--- begin MATERIAL TO PROCESS ---

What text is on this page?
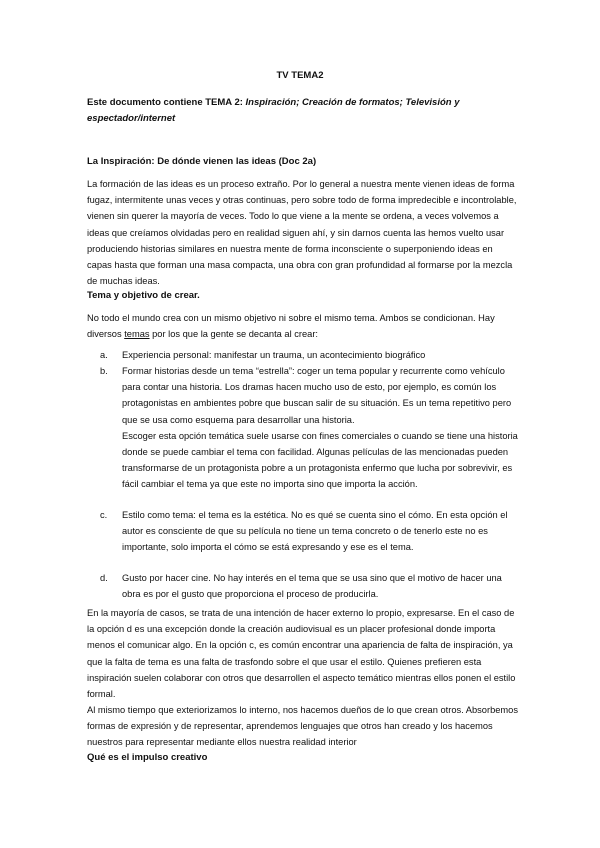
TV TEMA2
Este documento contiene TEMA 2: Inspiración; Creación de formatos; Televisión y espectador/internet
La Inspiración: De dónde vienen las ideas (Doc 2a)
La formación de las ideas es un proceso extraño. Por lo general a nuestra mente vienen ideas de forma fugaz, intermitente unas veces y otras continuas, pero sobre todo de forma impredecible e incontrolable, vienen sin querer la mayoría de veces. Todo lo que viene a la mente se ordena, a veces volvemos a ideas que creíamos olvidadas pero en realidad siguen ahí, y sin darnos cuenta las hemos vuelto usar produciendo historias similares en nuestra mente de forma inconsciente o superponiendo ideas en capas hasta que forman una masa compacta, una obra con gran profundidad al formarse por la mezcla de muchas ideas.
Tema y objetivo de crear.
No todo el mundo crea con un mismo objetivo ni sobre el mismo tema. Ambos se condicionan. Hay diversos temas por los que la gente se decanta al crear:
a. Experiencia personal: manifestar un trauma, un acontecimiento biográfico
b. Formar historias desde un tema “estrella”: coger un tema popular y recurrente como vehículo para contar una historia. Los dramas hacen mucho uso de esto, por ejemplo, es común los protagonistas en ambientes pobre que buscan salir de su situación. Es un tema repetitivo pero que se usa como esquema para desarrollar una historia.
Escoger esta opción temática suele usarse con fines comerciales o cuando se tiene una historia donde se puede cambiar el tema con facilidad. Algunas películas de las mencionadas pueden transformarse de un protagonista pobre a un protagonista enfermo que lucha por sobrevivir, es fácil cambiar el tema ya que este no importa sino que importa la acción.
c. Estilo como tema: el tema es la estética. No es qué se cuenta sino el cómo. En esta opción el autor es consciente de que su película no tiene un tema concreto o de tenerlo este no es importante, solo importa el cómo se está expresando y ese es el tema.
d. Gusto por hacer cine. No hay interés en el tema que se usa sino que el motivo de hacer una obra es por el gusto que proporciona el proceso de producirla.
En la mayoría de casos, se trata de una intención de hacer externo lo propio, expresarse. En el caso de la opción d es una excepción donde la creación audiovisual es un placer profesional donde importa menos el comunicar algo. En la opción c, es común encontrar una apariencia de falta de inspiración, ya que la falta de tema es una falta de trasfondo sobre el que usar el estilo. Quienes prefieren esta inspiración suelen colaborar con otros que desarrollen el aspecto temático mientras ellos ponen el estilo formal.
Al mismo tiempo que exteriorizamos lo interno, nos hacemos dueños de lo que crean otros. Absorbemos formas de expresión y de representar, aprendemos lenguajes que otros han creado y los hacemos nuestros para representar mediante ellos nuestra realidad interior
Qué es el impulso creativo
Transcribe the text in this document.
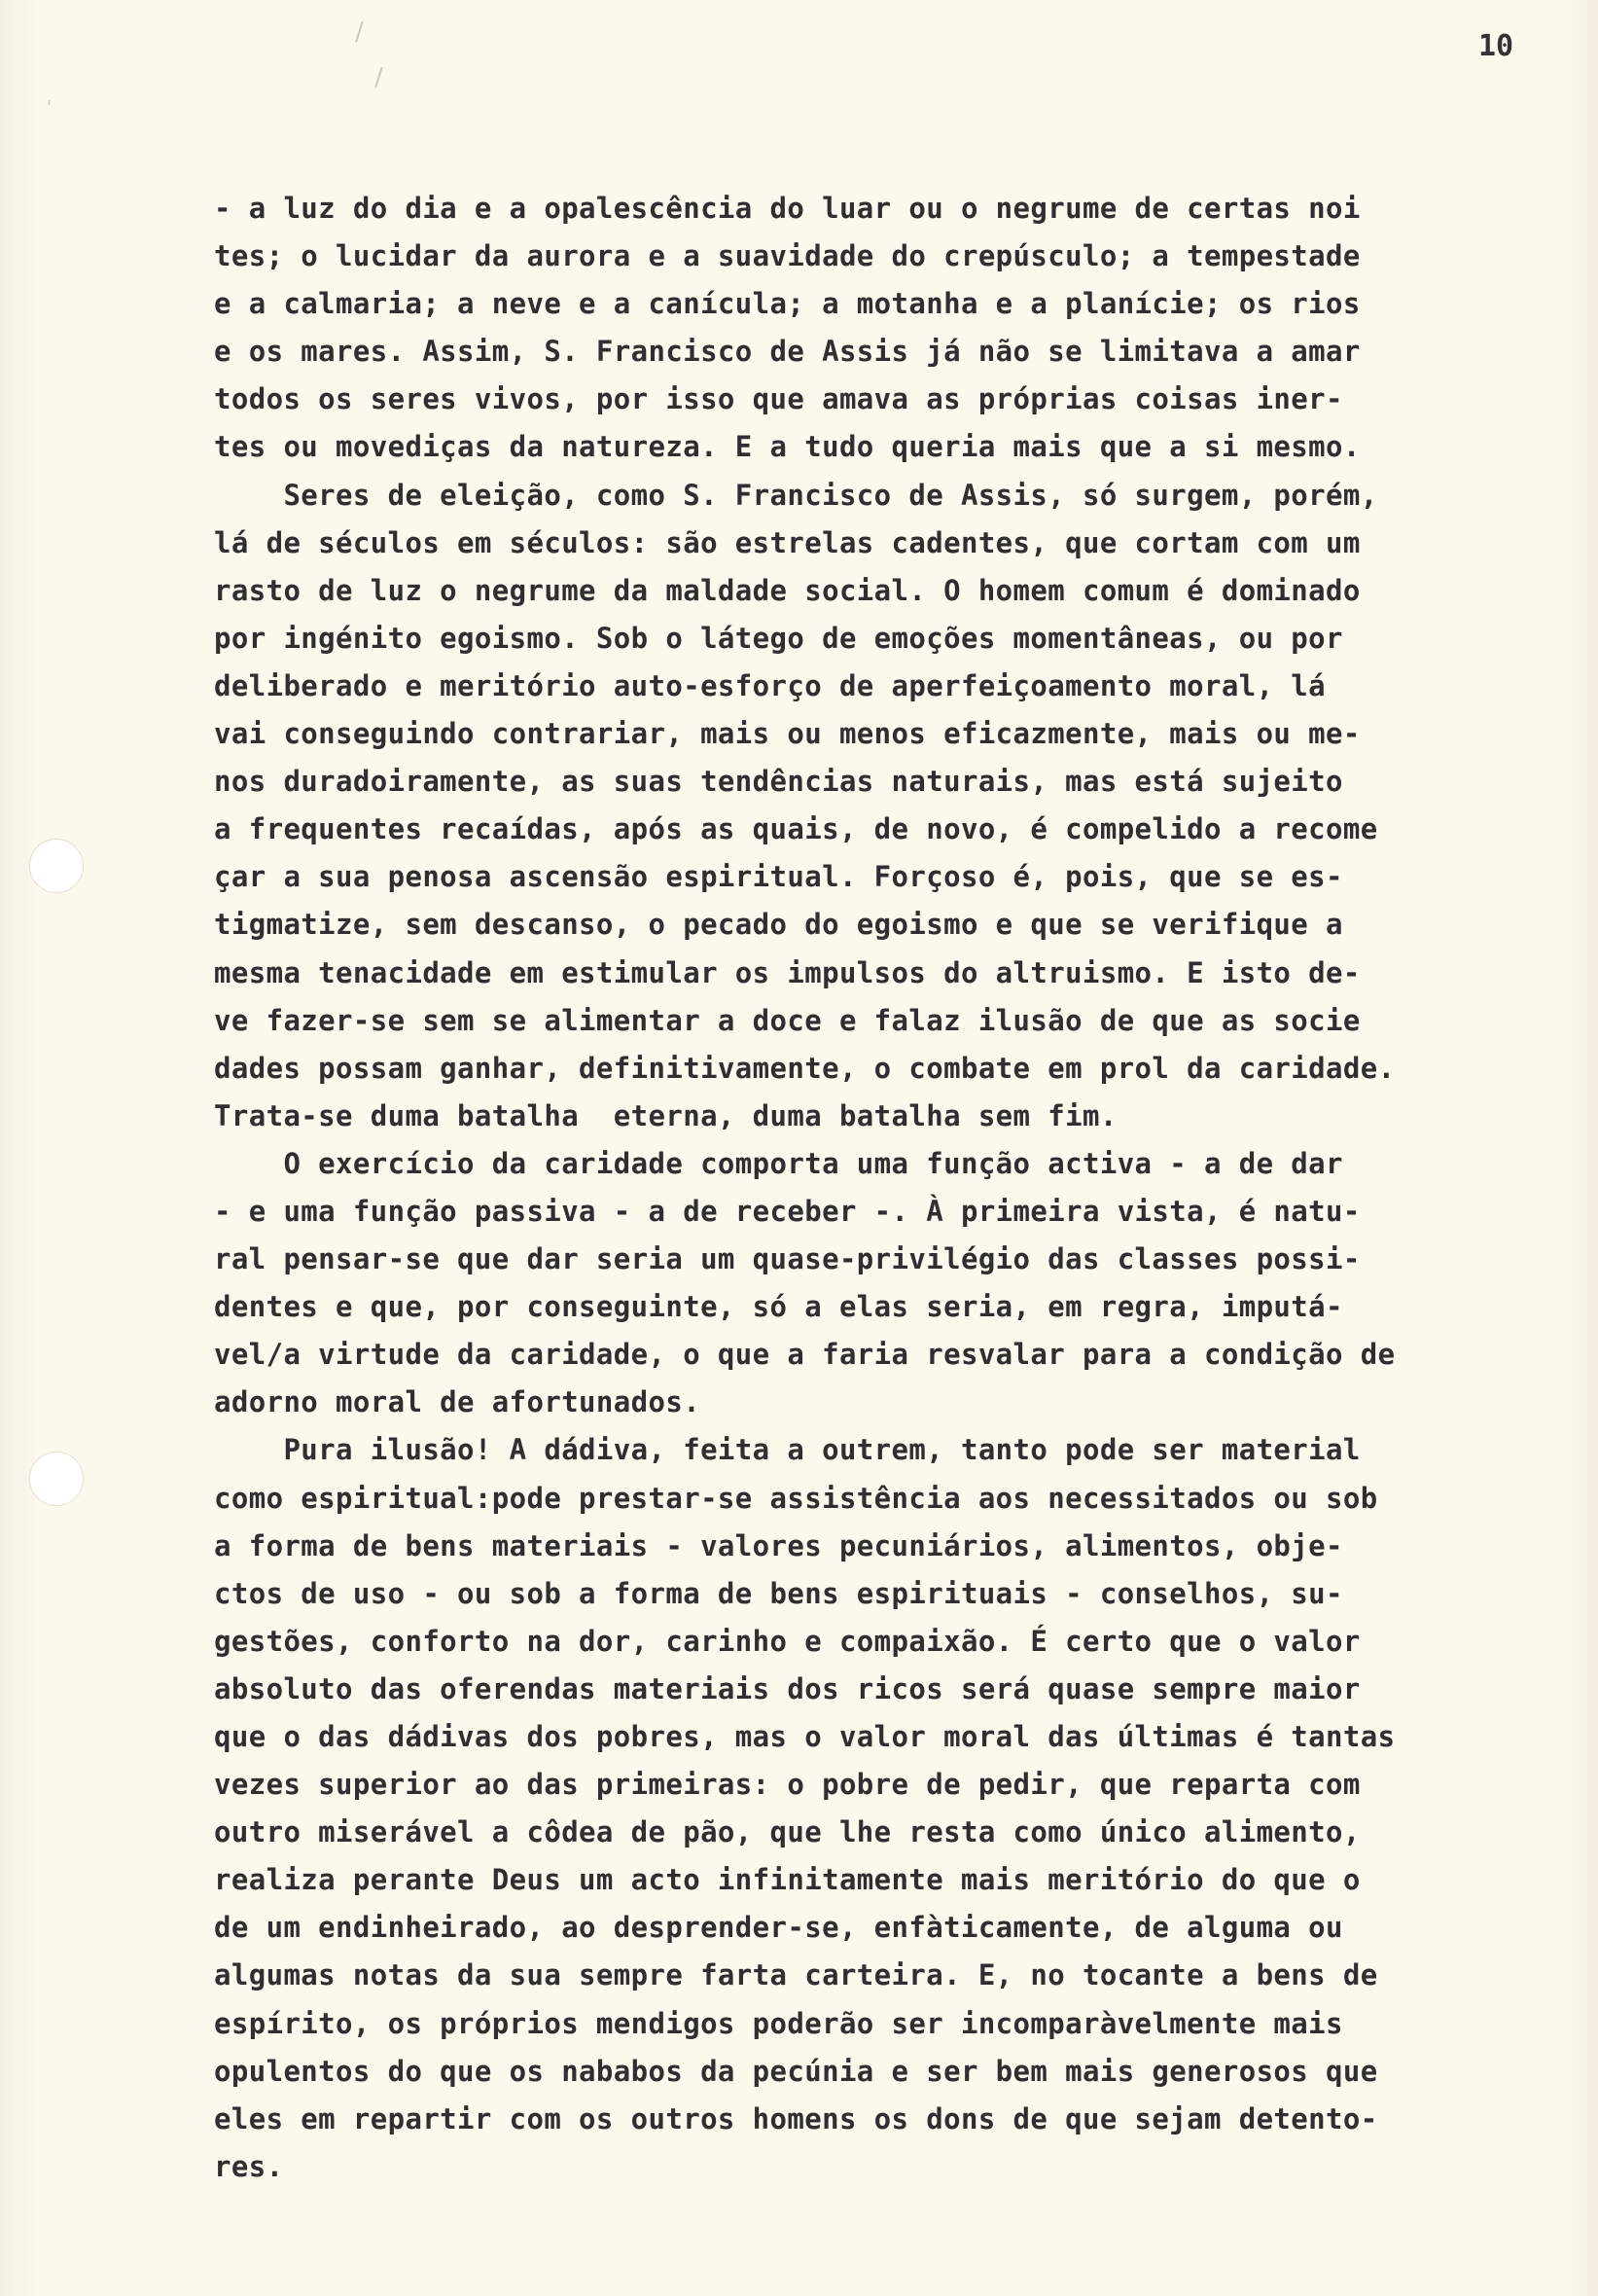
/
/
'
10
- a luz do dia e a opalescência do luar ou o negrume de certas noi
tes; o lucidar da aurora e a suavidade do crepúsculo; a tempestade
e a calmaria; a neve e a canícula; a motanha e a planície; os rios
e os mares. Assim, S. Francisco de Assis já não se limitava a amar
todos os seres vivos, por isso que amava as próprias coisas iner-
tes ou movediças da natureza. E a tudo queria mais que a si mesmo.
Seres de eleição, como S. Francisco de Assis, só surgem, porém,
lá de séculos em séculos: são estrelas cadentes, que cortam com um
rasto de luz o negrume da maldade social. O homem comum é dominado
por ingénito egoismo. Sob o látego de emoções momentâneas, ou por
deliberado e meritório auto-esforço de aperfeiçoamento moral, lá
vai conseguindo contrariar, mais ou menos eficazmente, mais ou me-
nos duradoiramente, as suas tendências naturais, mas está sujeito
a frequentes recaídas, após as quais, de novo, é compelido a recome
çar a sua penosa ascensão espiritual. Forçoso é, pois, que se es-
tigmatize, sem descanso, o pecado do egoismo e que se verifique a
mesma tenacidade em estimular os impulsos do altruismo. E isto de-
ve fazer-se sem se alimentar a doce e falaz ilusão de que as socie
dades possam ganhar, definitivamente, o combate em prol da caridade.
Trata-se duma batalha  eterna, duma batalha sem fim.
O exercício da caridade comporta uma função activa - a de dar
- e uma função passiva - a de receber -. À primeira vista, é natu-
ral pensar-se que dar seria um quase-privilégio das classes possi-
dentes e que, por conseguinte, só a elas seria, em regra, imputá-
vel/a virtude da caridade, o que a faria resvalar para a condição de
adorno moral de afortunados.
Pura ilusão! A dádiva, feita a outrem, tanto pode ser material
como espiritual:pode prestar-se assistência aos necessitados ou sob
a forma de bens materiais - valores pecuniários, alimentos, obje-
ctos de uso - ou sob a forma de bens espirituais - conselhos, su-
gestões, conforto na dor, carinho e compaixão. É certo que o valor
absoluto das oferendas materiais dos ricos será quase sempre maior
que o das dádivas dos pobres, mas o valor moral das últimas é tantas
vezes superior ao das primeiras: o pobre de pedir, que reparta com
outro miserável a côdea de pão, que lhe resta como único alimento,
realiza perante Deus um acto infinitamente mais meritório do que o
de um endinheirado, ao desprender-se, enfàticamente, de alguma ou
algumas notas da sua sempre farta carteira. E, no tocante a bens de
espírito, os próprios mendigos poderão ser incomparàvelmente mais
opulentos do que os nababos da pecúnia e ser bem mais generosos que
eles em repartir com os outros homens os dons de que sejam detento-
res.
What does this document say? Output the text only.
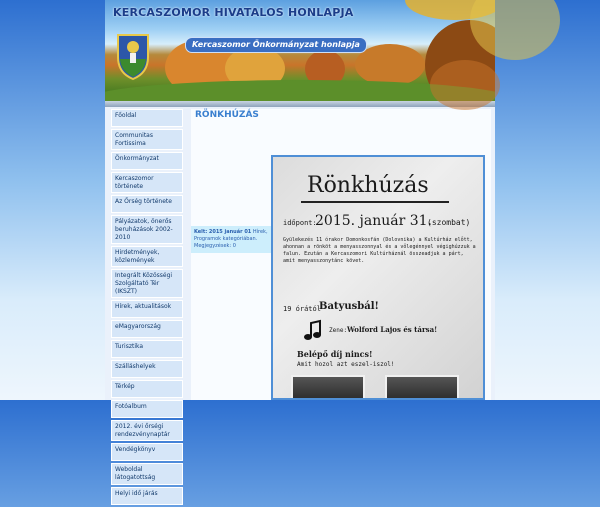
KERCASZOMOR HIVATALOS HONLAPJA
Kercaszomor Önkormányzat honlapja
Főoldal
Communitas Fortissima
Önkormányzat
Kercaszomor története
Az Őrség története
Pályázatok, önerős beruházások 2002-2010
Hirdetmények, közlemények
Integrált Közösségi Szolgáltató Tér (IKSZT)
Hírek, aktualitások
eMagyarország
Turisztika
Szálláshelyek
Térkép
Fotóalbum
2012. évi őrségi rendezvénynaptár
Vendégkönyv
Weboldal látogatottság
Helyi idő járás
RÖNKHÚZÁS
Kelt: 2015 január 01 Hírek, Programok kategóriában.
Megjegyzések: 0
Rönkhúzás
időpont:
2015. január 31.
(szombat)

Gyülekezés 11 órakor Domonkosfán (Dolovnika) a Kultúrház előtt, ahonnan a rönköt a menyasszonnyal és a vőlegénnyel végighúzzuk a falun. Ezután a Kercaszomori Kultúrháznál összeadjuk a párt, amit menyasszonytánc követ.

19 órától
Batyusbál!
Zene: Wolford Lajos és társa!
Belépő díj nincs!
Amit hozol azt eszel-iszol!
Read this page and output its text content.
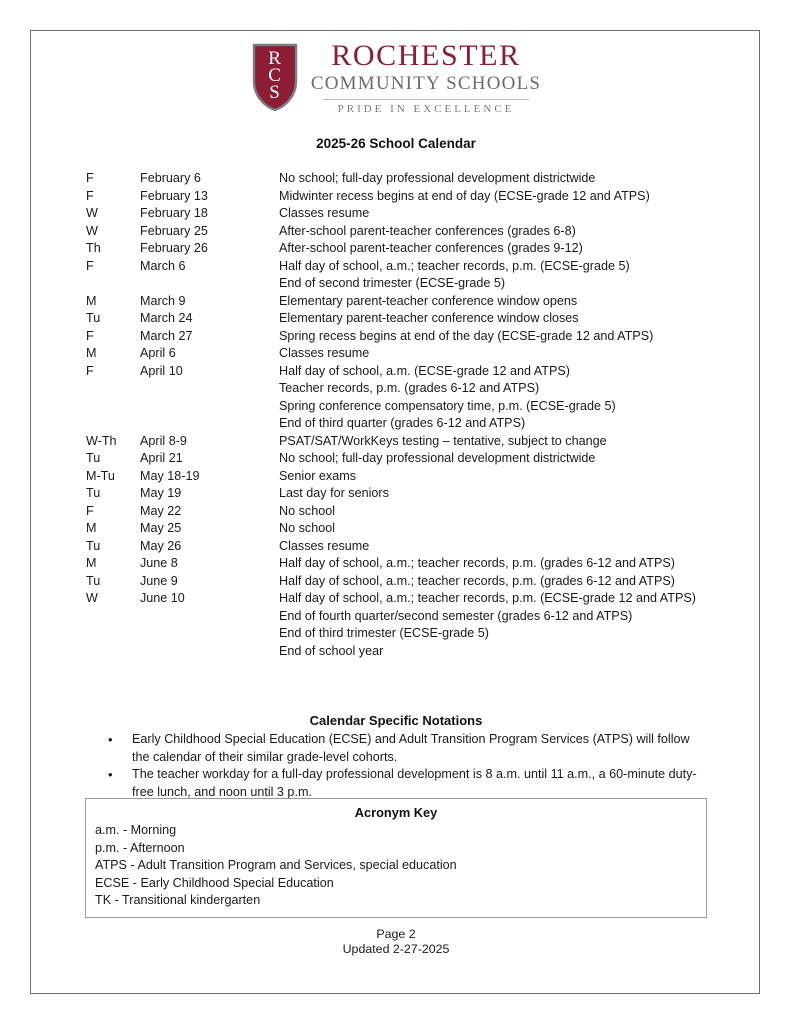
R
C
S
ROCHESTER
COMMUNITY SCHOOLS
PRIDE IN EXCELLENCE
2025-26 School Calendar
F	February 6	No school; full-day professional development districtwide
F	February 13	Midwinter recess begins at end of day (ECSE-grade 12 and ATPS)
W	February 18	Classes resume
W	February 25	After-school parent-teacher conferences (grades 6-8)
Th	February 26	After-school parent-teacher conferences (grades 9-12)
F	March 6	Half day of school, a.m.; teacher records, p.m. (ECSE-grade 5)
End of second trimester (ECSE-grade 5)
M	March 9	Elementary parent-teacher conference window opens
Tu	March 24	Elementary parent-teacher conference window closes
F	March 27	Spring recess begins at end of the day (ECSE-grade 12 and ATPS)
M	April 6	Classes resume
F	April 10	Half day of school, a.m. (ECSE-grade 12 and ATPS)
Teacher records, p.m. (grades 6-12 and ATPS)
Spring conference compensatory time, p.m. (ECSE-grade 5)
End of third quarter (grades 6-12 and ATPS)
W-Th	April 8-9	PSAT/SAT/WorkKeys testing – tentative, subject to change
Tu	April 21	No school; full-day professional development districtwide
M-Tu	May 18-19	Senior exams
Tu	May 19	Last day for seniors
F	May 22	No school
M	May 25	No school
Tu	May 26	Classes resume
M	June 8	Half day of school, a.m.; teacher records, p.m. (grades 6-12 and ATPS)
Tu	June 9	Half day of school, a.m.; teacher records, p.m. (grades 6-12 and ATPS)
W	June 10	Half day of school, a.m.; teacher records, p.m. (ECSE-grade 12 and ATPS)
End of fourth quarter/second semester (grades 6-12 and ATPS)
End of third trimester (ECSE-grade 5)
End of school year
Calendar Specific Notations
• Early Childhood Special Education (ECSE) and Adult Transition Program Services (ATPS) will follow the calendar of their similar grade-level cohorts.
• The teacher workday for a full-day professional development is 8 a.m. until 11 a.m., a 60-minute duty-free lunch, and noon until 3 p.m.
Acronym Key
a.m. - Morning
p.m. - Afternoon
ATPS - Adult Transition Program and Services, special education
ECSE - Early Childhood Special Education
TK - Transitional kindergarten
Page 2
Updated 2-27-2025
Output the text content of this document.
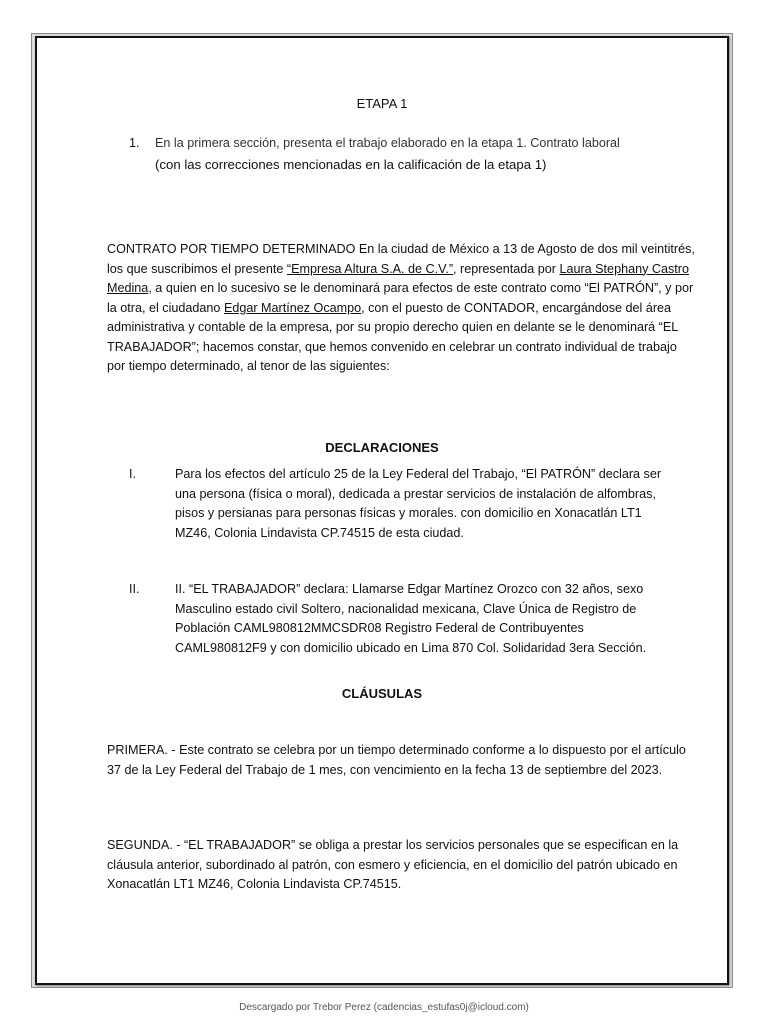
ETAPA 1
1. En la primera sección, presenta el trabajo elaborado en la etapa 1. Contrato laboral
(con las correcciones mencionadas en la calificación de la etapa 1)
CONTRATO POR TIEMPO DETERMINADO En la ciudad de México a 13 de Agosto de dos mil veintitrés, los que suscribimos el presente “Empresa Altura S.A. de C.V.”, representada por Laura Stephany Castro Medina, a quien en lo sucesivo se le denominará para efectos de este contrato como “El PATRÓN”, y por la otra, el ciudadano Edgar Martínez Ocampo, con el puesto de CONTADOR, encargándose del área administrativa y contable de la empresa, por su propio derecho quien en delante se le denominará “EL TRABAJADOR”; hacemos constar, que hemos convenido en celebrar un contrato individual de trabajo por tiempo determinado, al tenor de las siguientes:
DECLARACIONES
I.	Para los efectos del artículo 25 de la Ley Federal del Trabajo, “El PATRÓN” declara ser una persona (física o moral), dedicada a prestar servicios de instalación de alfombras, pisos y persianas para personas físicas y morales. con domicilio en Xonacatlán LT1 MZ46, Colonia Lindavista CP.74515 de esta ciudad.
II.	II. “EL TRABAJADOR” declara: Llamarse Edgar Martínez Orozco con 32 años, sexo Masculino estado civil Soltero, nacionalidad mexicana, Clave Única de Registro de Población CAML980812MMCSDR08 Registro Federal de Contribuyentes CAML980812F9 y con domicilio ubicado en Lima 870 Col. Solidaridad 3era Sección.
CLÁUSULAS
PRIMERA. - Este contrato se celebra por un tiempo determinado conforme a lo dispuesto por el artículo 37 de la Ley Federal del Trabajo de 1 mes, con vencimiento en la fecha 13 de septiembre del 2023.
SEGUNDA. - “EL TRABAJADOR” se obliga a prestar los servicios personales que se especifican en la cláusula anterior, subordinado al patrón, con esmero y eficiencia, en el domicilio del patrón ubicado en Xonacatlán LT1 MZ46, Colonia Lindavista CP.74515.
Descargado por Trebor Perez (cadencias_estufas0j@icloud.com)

--- end MATERIAL TO PROCESS ---

> _STATED PROBLEM_
Search the data for "determinado". Copy every matching line.

> _WRITTEN ANSWER_
CONTRATO POR TIEMPO DETERMINADO En la ciudad de México a 13 de Agosto de dos mil veintitrés, los que suscribimos el presente “Empresa Altura S.A. de C.V.”, representada por Laura Stephany Castro Medina, a quien en lo sucesivo se le denominará para efectos de este contrato como “El PATRÓN”, y por la otra, el ciudadano Edgar Martínez Ocampo, con el puesto de CONTADOR, encargándose del área administrativa y contable de la empresa, por su propio derecho quien en delante se le denominará “EL TRABAJADOR”; hacemos constar, que hemos convenido en celebrar un contrato individual de trabajo por tiempo determinado, al tenor de las siguientes:
PRIMERA. - Este contrato se celebra por un tiempo determinado conforme a lo dispuesto por el artículo 37 de la Ley Federal del Trabajo de 1 mes, con vencimiento en la fecha 13 de septiembre del 2023.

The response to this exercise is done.